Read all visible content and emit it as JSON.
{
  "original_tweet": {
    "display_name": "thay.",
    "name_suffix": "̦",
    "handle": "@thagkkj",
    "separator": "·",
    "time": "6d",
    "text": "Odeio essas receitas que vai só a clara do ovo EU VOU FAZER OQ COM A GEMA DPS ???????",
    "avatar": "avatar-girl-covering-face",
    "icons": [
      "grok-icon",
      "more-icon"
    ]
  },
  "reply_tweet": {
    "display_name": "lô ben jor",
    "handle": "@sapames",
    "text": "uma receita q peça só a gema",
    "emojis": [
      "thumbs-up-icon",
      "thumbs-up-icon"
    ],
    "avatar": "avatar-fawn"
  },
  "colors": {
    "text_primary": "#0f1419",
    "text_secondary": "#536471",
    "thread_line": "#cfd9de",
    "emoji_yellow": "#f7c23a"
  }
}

REQUIRED TASK:
Print every entry exactly as written.

FULL SOLUTION:
Read all visible content and emit it as JSON.
{
  "original_tweet": {
    "display_name": "thay.",
    "name_suffix": "̦",
    "handle": "@thagkkj",
    "separator": "·",
    "time": "6d",
    "text": "Odeio essas receitas que vai só a clara do ovo EU VOU FAZER OQ COM A GEMA DPS ???????",
    "avatar": "avatar-girl-covering-face",
    "icons": [
      "grok-icon",
      "more-icon"
    ]
  },
  "reply_tweet": {
    "display_name": "lô ben jor",
    "handle": "@sapames",
    "text": "uma receita q peça só a gema",
    "emojis": [
      "thumbs-up-icon",
      "thumbs-up-icon"
    ],
    "avatar": "avatar-fawn"
  },
  "colors": {
    "text_primary": "#0f1419",
    "text_secondary": "#536471",
    "thread_line": "#cfd9de",
    "emoji_yellow": "#f7c23a"
  }
}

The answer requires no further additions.